_What you need to do:_
From the entries provided below, copy each line that contains the word "Answer".

_Excerpted data:_

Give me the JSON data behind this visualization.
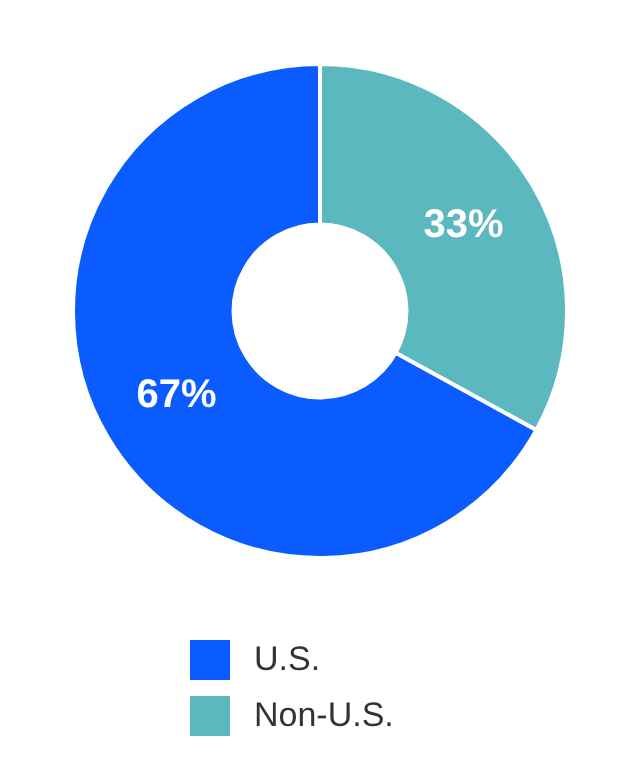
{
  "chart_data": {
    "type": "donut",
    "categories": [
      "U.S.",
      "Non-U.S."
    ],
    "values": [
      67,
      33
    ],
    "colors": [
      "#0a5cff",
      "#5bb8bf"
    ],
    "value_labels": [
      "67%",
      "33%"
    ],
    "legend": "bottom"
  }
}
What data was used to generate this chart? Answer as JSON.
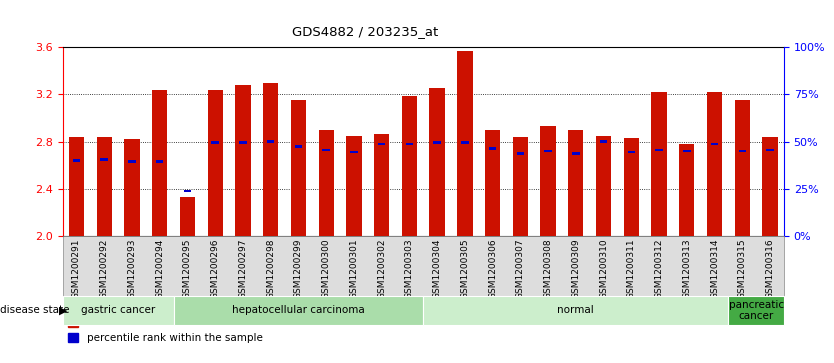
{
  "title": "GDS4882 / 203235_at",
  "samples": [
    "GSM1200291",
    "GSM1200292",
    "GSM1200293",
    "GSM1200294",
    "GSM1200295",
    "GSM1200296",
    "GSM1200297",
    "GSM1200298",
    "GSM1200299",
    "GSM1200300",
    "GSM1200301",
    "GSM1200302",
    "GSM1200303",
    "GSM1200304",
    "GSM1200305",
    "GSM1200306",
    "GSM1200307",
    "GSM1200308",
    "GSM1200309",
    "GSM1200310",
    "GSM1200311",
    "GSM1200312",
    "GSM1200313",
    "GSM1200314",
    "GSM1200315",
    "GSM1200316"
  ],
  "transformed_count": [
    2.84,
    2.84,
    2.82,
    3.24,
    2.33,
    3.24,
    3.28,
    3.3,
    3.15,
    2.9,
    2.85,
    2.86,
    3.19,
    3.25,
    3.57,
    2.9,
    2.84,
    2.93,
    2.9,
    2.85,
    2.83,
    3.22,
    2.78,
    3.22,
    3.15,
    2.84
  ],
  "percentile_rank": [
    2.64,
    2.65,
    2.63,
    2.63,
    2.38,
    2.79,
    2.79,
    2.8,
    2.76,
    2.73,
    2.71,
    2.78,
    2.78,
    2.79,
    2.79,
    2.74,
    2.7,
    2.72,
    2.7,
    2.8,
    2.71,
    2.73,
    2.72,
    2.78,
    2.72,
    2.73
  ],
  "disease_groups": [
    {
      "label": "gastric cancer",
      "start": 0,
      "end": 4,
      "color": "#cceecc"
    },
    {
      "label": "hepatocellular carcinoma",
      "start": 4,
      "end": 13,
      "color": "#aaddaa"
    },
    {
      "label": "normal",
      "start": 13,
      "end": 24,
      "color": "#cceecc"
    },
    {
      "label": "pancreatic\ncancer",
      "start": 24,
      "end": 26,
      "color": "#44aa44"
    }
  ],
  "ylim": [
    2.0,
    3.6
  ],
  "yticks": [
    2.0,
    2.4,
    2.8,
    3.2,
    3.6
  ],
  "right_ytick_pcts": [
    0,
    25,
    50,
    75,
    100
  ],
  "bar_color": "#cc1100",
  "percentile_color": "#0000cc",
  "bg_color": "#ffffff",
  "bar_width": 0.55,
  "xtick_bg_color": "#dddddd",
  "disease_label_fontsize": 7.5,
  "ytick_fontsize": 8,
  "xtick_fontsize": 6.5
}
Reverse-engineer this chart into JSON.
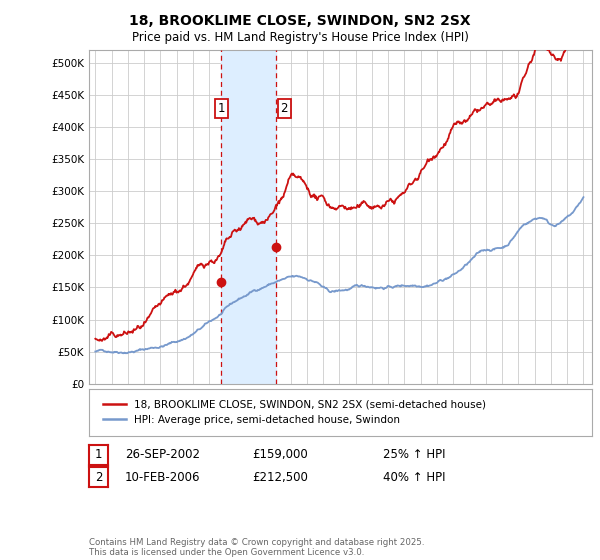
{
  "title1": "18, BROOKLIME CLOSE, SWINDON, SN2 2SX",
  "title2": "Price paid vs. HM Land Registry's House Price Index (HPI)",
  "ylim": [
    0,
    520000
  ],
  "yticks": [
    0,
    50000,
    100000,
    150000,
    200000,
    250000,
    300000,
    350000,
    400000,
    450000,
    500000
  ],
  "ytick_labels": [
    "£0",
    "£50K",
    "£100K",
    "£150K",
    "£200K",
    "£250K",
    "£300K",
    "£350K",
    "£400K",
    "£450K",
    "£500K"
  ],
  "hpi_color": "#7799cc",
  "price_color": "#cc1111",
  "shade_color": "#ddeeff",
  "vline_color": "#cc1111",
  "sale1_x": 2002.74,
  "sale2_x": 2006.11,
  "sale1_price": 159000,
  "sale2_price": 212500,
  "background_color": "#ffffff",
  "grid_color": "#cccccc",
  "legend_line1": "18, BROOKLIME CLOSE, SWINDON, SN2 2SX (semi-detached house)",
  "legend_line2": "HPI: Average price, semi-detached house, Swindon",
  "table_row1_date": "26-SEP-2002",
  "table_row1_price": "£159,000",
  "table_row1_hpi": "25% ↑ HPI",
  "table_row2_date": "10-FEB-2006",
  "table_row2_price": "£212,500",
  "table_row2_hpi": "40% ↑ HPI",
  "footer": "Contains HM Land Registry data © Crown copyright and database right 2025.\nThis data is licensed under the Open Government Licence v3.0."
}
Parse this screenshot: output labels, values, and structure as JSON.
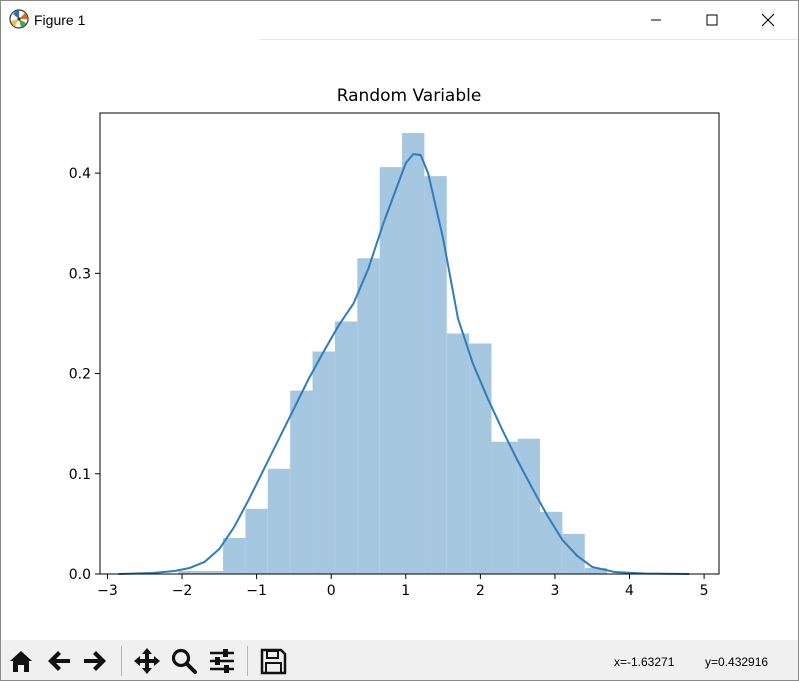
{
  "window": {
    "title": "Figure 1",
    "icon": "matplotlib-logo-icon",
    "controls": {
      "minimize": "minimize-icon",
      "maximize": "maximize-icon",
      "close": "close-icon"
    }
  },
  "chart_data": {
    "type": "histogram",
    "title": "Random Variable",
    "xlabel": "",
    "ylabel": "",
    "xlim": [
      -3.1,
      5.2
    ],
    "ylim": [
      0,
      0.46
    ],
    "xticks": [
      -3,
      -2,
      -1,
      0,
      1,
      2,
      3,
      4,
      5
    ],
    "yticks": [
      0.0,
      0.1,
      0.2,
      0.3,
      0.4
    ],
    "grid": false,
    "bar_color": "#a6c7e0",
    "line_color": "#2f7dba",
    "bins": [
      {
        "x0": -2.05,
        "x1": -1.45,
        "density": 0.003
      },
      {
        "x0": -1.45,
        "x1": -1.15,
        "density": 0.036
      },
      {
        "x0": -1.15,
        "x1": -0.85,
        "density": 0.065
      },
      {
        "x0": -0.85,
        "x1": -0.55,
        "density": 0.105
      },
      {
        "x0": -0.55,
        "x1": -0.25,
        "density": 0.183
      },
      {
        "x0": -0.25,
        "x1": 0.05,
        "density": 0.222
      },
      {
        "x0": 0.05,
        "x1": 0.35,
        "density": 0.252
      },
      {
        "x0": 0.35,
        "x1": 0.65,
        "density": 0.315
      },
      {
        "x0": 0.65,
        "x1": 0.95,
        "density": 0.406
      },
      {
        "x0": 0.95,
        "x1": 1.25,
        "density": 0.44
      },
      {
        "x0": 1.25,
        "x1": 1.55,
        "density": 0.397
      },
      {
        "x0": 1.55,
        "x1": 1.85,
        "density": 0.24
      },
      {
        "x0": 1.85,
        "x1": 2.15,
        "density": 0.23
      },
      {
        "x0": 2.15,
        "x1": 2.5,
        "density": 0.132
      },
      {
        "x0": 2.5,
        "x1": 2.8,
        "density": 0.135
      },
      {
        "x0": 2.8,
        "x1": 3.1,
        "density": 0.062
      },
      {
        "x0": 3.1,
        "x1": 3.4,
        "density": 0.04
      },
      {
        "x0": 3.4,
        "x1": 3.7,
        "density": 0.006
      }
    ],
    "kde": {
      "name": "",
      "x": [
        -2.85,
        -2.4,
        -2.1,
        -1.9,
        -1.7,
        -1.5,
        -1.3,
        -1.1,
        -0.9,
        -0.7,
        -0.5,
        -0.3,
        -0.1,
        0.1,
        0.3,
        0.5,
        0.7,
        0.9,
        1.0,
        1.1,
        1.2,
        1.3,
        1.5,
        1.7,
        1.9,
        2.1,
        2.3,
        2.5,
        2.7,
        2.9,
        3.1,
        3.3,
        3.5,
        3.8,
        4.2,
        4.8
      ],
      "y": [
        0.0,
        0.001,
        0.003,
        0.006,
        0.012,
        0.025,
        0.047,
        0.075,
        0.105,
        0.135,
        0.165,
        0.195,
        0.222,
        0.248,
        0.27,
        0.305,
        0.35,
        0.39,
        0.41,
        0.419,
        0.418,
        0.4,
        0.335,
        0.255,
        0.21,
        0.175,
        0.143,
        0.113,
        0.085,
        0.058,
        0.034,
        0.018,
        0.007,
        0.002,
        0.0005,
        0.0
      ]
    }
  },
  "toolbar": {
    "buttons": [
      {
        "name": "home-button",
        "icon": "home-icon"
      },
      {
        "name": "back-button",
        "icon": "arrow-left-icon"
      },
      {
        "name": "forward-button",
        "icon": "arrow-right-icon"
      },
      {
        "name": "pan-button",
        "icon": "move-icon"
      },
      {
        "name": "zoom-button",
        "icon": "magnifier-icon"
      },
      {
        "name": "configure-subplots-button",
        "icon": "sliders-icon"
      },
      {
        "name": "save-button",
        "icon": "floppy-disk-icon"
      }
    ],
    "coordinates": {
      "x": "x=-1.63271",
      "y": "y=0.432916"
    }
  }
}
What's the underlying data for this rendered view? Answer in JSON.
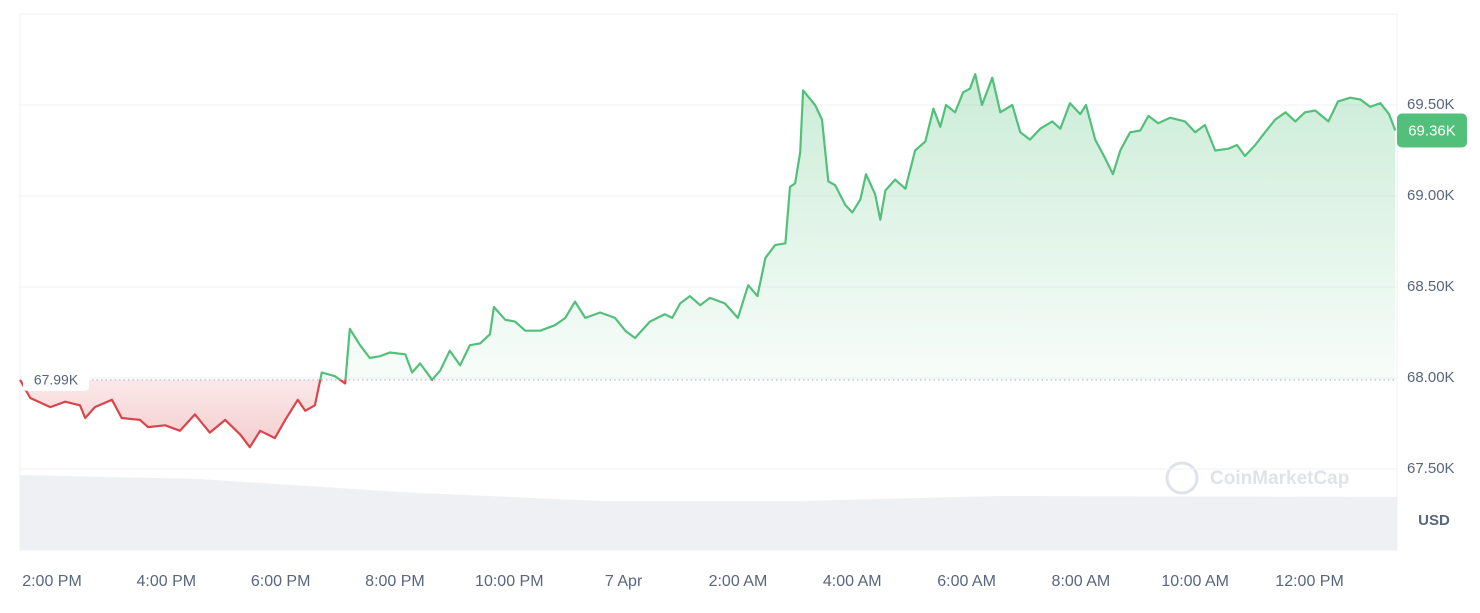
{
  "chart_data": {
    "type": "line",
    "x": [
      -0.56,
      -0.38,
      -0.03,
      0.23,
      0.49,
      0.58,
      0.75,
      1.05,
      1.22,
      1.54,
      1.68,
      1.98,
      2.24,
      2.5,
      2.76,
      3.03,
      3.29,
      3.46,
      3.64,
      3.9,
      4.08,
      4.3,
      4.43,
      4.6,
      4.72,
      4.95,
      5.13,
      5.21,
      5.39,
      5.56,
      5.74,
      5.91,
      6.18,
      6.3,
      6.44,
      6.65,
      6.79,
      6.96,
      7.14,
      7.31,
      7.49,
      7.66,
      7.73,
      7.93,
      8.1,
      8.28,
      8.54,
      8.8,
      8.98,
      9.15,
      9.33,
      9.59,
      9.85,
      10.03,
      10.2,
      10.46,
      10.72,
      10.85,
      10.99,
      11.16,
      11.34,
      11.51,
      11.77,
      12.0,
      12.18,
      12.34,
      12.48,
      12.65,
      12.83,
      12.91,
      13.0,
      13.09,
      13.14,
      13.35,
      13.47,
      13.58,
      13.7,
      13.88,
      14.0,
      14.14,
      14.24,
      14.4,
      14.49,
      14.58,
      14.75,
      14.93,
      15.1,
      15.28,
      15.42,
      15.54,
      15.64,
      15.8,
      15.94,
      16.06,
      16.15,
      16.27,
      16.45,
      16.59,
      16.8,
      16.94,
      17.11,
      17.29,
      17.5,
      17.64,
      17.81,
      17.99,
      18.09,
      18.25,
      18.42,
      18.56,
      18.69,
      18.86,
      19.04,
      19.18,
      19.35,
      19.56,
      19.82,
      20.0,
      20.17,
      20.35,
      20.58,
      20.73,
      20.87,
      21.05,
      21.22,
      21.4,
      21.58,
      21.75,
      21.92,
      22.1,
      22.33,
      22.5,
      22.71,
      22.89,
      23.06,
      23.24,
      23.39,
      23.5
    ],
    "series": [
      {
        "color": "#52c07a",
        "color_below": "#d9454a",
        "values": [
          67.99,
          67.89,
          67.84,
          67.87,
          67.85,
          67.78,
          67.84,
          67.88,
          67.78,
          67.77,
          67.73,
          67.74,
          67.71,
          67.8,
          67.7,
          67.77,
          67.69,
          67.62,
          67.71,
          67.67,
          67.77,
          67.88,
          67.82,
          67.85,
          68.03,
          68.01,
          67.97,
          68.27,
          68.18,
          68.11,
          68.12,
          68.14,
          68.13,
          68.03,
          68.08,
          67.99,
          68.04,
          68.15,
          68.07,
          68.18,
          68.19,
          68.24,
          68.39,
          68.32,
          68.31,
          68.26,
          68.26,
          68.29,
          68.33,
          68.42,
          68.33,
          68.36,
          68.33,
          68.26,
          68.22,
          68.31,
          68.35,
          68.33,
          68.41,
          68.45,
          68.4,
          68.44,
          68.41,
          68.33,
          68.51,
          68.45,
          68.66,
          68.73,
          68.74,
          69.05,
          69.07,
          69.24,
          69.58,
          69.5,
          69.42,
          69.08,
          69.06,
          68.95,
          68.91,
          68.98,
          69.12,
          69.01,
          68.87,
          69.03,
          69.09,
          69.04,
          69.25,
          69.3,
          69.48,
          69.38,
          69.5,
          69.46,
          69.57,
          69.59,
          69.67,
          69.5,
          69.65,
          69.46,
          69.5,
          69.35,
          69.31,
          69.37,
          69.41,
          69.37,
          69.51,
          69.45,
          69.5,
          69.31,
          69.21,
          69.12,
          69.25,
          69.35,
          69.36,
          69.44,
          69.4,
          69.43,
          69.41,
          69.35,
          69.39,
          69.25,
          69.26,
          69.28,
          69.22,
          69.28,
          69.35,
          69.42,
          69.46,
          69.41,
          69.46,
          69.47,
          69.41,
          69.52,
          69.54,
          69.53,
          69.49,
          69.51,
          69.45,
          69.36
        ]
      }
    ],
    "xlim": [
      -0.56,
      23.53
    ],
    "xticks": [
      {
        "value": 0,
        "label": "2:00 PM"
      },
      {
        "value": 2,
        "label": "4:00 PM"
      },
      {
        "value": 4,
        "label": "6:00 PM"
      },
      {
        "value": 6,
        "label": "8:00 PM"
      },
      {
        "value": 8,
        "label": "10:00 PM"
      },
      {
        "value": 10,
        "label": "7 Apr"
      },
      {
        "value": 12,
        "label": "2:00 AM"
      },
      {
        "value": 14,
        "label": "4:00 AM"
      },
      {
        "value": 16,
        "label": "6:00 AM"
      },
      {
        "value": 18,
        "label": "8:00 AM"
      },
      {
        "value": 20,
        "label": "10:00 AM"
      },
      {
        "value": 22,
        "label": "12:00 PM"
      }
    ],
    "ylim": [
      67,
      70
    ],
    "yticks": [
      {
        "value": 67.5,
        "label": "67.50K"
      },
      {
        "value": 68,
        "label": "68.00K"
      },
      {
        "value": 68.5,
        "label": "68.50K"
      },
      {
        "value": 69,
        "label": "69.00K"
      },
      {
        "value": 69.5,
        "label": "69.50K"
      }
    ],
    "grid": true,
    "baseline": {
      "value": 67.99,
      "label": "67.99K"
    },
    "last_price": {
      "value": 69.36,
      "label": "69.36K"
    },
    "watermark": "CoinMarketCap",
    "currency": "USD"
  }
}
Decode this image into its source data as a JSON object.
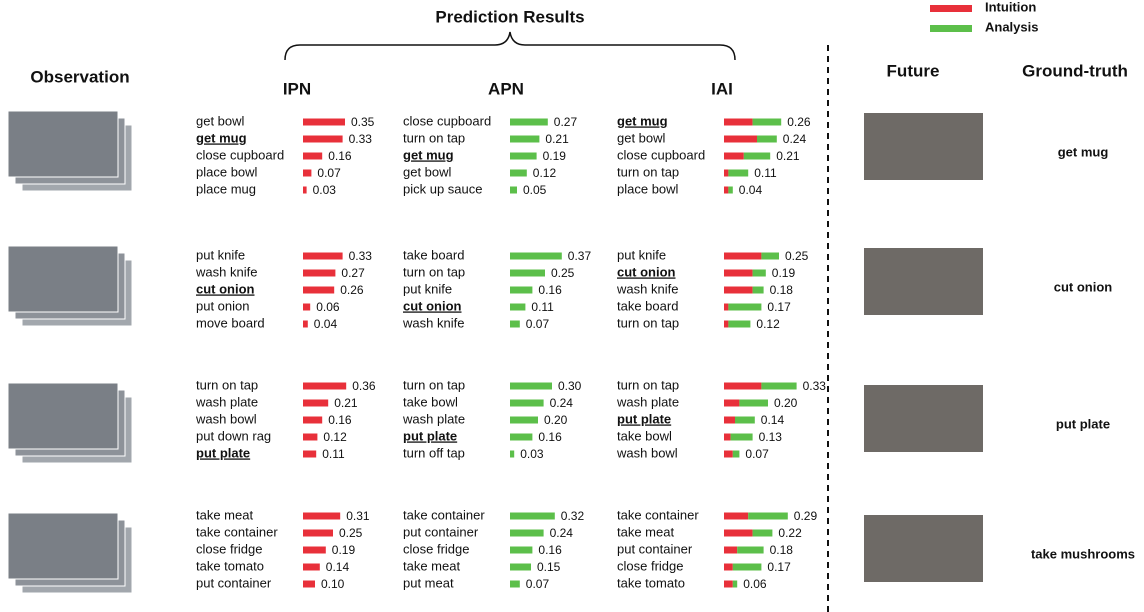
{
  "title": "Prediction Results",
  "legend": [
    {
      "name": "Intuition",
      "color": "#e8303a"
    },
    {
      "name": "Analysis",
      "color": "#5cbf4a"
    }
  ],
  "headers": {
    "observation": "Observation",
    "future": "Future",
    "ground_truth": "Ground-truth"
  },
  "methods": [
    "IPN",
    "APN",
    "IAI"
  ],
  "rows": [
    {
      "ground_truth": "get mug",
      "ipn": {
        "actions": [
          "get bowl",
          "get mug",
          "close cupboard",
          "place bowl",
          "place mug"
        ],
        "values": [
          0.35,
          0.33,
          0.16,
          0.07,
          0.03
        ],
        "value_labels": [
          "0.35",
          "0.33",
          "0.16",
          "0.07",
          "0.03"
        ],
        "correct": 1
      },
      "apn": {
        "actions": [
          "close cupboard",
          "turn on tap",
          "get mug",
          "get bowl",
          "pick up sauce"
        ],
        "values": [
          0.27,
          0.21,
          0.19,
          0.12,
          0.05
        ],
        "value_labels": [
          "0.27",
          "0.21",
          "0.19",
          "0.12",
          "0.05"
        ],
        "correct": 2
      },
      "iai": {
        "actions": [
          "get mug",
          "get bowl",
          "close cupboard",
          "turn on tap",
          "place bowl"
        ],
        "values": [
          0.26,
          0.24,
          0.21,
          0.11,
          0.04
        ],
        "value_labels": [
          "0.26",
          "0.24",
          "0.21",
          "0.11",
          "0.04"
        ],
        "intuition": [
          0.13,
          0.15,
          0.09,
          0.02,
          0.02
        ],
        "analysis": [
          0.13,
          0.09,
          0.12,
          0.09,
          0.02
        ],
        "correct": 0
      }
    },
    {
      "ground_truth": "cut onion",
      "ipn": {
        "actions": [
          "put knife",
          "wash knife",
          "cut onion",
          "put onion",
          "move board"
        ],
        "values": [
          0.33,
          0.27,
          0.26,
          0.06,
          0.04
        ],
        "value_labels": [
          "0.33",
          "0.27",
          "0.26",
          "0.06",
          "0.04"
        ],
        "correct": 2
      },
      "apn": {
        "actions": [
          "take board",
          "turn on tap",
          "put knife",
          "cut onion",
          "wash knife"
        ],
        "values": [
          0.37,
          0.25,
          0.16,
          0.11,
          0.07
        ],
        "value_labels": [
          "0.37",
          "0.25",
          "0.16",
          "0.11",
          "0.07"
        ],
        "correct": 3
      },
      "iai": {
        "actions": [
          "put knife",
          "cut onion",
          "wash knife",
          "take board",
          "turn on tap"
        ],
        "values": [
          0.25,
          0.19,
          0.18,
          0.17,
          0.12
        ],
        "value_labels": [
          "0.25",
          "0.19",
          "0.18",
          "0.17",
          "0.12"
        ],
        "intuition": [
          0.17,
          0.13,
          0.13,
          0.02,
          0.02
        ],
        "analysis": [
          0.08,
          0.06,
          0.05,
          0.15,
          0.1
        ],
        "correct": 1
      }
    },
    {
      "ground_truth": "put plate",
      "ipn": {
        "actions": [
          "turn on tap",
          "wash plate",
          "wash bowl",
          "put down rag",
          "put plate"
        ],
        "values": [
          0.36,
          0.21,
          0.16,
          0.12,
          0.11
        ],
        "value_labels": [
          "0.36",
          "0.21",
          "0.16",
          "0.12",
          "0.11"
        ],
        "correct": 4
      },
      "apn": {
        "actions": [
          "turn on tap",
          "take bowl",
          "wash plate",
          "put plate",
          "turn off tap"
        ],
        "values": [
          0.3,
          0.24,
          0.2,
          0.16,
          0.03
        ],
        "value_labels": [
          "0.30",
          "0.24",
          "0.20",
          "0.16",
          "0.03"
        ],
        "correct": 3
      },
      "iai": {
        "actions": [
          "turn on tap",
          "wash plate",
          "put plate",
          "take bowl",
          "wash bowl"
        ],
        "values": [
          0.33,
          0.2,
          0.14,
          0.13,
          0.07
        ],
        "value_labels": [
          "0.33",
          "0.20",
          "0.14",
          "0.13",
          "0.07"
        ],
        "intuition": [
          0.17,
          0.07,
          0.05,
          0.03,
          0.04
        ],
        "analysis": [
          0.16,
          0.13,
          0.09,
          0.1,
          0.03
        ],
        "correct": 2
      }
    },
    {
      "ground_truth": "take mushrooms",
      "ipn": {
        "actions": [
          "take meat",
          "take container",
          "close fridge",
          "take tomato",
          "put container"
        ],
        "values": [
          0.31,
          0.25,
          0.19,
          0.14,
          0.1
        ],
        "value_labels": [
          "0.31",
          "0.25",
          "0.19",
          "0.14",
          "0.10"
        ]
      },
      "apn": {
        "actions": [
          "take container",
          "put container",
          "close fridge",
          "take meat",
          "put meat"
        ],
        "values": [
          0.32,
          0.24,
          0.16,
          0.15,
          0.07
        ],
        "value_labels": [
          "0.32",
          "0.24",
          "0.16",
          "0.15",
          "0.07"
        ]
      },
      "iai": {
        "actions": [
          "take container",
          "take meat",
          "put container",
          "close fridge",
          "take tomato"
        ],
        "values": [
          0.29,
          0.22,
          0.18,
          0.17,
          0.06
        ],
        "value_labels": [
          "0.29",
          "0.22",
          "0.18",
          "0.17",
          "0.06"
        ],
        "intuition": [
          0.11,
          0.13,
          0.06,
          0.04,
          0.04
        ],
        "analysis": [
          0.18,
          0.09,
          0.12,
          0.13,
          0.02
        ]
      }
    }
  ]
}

_Output below:_
What data was used to generate this chart? Answer as JSON.
What's the underlying data for this rendered view? Answer in JSON.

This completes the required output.